=== Extracted information ===

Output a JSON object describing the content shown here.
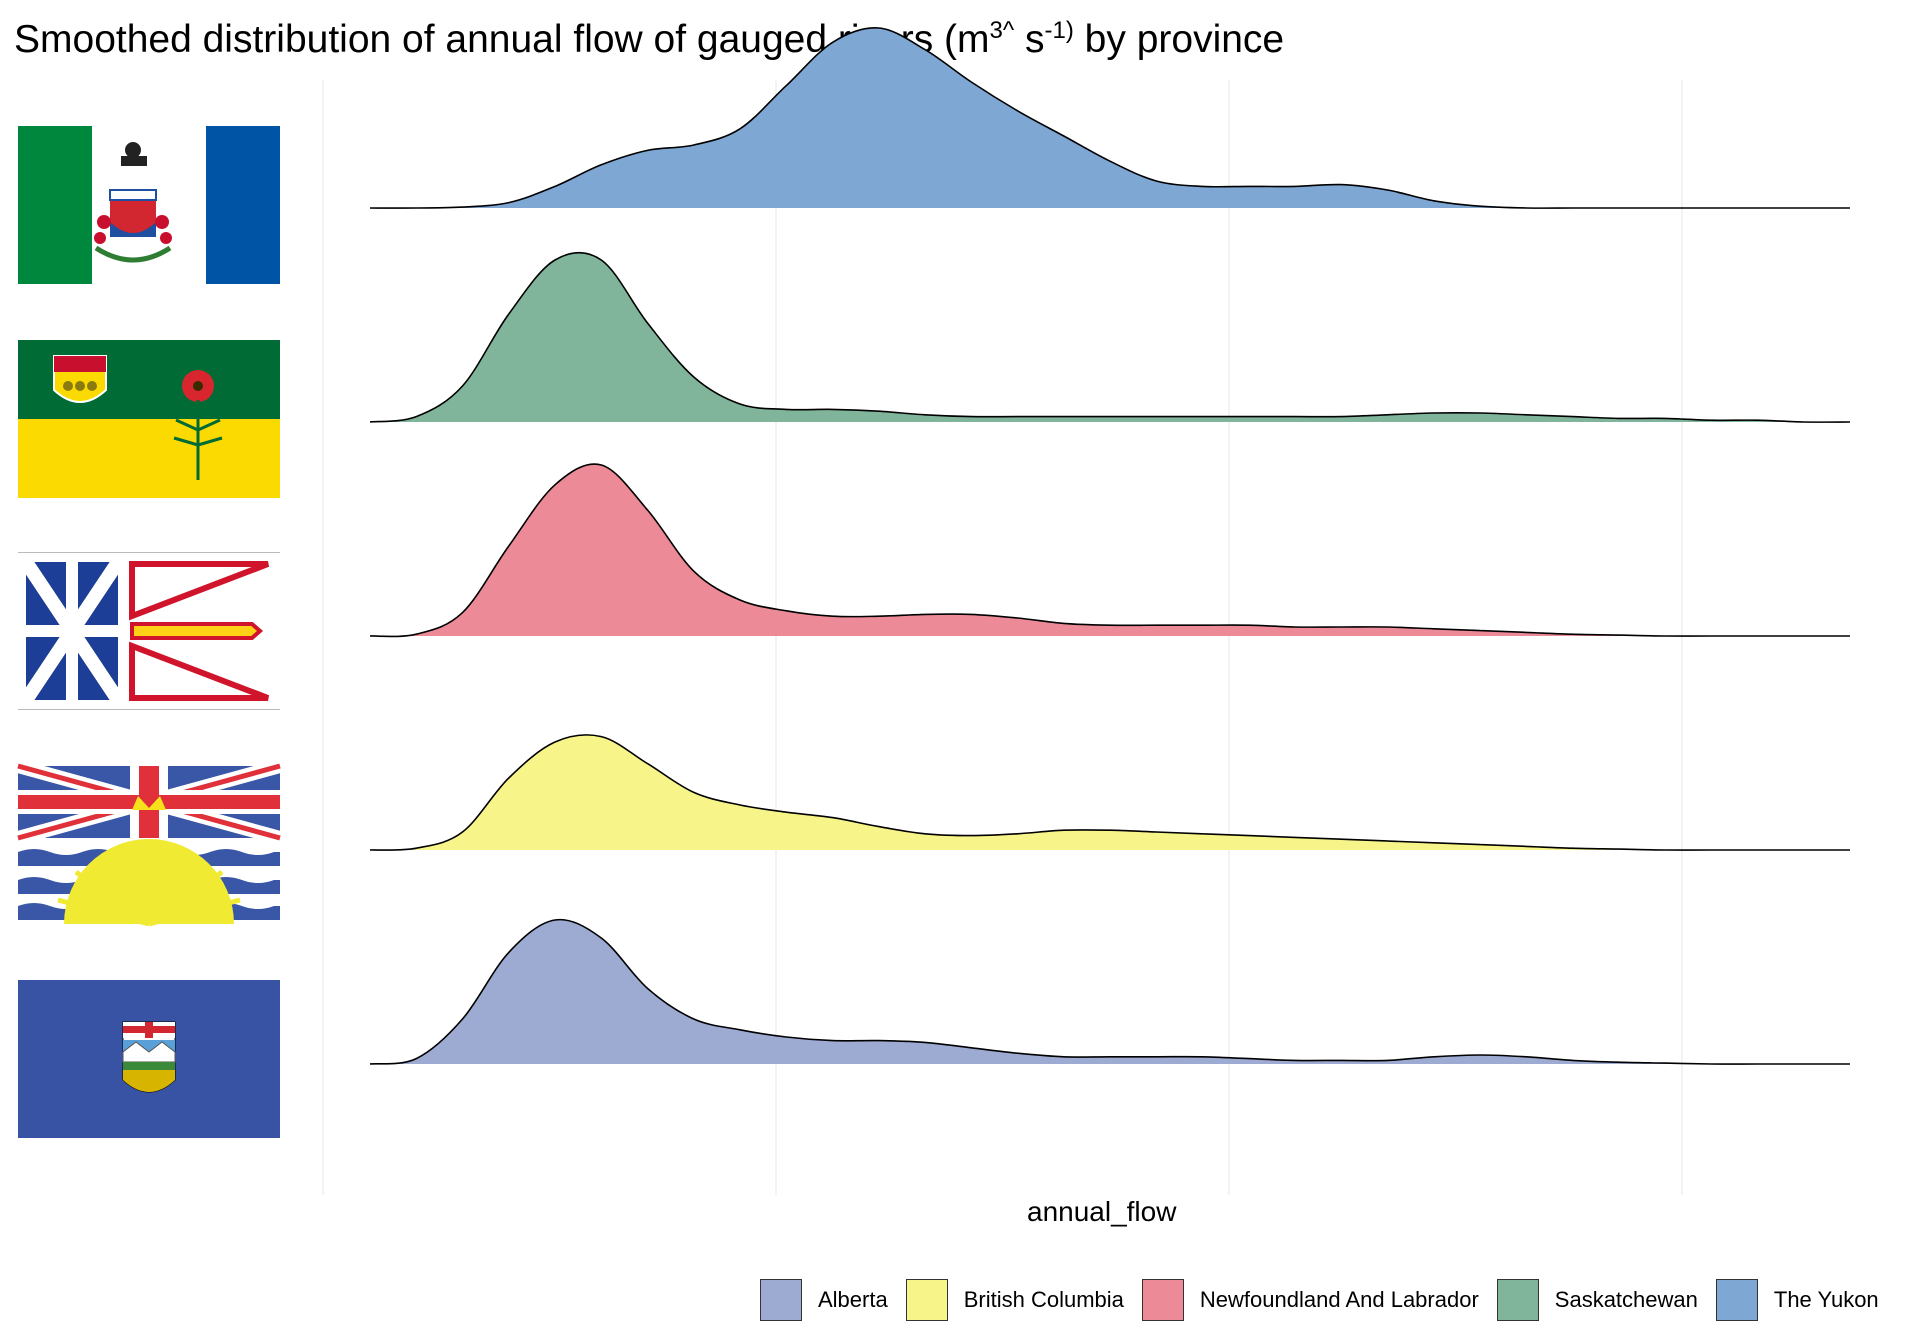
{
  "title": {
    "main": "Smoothed distribution of annual flow of gauged rivers (m",
    "sup1": "3^",
    "mid": " s",
    "sup2": "-1)",
    "end": " by province"
  },
  "chart_data": {
    "type": "area",
    "xlabel": "annual_flow",
    "ylabel": "",
    "grid": true,
    "legend_position": "bottom-right",
    "x": [
      0,
      0.1,
      0.2,
      0.3,
      0.4,
      0.5,
      0.6,
      0.7,
      0.8,
      0.9,
      1.0,
      1.1,
      1.2,
      1.3,
      1.4,
      1.5,
      1.6,
      1.7,
      1.8,
      1.9,
      2.0,
      2.1,
      2.2,
      2.3,
      2.4,
      2.5,
      2.6,
      2.7,
      2.8,
      2.9,
      3.0,
      3.1,
      3.2
    ],
    "series": [
      {
        "name": "The Yukon",
        "color": "#7FA7D3",
        "flag": "yukon-flag",
        "values": [
          0,
          0,
          0.005,
          0.03,
          0.12,
          0.24,
          0.32,
          0.35,
          0.44,
          0.68,
          0.92,
          1.0,
          0.88,
          0.7,
          0.54,
          0.4,
          0.26,
          0.15,
          0.12,
          0.12,
          0.12,
          0.13,
          0.1,
          0.04,
          0.01,
          0,
          0,
          0,
          0,
          0,
          0,
          0,
          0
        ]
      },
      {
        "name": "Saskatchewan",
        "color": "#80B59B",
        "flag": "saskatchewan-flag",
        "values": [
          0,
          0.03,
          0.2,
          0.6,
          0.9,
          0.9,
          0.55,
          0.25,
          0.1,
          0.07,
          0.07,
          0.06,
          0.04,
          0.03,
          0.03,
          0.03,
          0.03,
          0.03,
          0.03,
          0.03,
          0.03,
          0.03,
          0.04,
          0.05,
          0.05,
          0.04,
          0.03,
          0.02,
          0.02,
          0.01,
          0.01,
          0,
          0
        ]
      },
      {
        "name": "Newfoundland And Labrador",
        "color": "#EC8B97",
        "flag": "newfoundland-flag",
        "values": [
          0,
          0.01,
          0.13,
          0.5,
          0.84,
          0.95,
          0.7,
          0.36,
          0.2,
          0.14,
          0.11,
          0.11,
          0.12,
          0.12,
          0.1,
          0.07,
          0.06,
          0.06,
          0.06,
          0.06,
          0.05,
          0.05,
          0.05,
          0.04,
          0.03,
          0.02,
          0.01,
          0.005,
          0,
          0,
          0,
          0,
          0
        ]
      },
      {
        "name": "British Columbia",
        "color": "#F7F48A",
        "flag": "british-columbia-flag",
        "values": [
          0,
          0.01,
          0.1,
          0.4,
          0.6,
          0.63,
          0.48,
          0.32,
          0.25,
          0.21,
          0.18,
          0.13,
          0.09,
          0.08,
          0.09,
          0.11,
          0.11,
          0.1,
          0.09,
          0.08,
          0.07,
          0.06,
          0.05,
          0.04,
          0.03,
          0.02,
          0.01,
          0.005,
          0,
          0,
          0,
          0,
          0
        ]
      },
      {
        "name": "Alberta",
        "color": "#9DAAD1",
        "flag": "alberta-flag",
        "values": [
          0,
          0.03,
          0.25,
          0.62,
          0.8,
          0.7,
          0.42,
          0.25,
          0.19,
          0.15,
          0.13,
          0.13,
          0.12,
          0.09,
          0.06,
          0.04,
          0.04,
          0.04,
          0.04,
          0.03,
          0.02,
          0.02,
          0.02,
          0.04,
          0.05,
          0.04,
          0.02,
          0.01,
          0.005,
          0,
          0,
          0,
          0
        ]
      }
    ],
    "legend_order": [
      "Alberta",
      "British Columbia",
      "Newfoundland And Labrador",
      "Saskatchewan",
      "The Yukon"
    ]
  }
}
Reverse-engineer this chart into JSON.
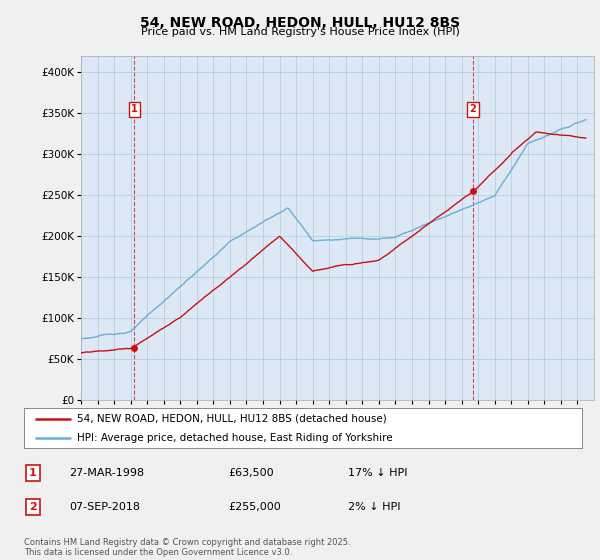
{
  "title": "54, NEW ROAD, HEDON, HULL, HU12 8BS",
  "subtitle": "Price paid vs. HM Land Registry's House Price Index (HPI)",
  "footer": "Contains HM Land Registry data © Crown copyright and database right 2025.\nThis data is licensed under the Open Government Licence v3.0.",
  "legend_line1": "54, NEW ROAD, HEDON, HULL, HU12 8BS (detached house)",
  "legend_line2": "HPI: Average price, detached house, East Riding of Yorkshire",
  "table": [
    {
      "num": "1",
      "date": "27-MAR-1998",
      "price": "£63,500",
      "hpi": "17% ↓ HPI"
    },
    {
      "num": "2",
      "date": "07-SEP-2018",
      "price": "£255,000",
      "hpi": "2% ↓ HPI"
    }
  ],
  "sale1_x": 1998.23,
  "sale1_y": 63500,
  "sale2_x": 2018.69,
  "sale2_y": 255000,
  "vline1_x": 1998.23,
  "vline2_x": 2018.69,
  "ylim": [
    0,
    420000
  ],
  "xlim_start": 1995,
  "xlim_end": 2026,
  "hpi_color": "#6dadd6",
  "sale_color": "#cc1111",
  "vline_color": "#cc2222",
  "background_color": "#f0f0f0",
  "plot_bg_color": "#dce8f5"
}
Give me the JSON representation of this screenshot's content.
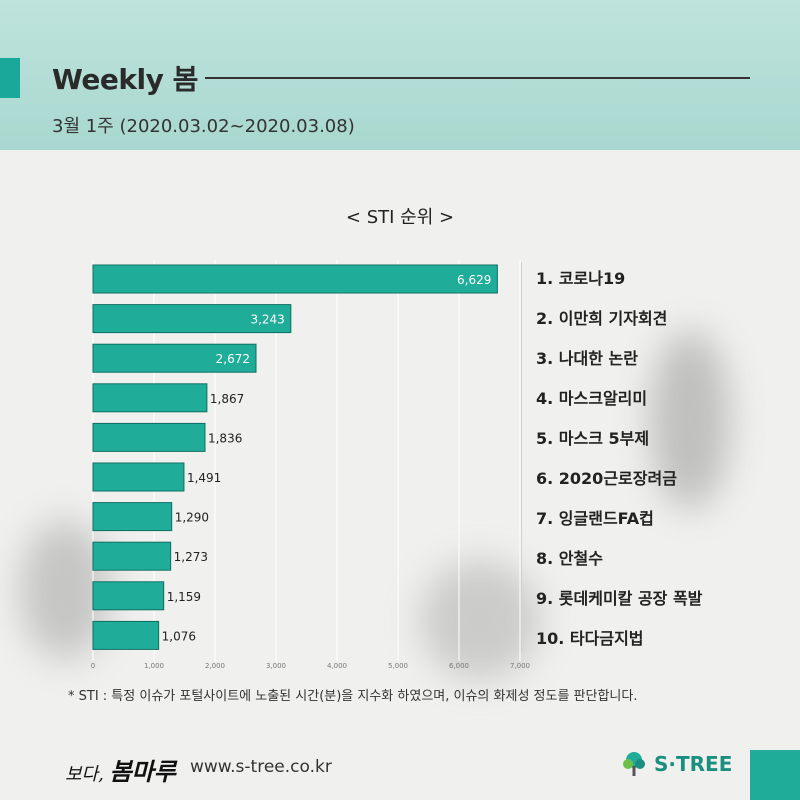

=== What to work on ===
Copy every line in the records above that contains the word "right".

=== Answer to the exercise ===
    "legend_position": "bottom-right",
  "footer": "Contains HM Land Registry data © Crown copyright and database right 2025.\nThis data is licensed under the Open Government Licence v3.0.",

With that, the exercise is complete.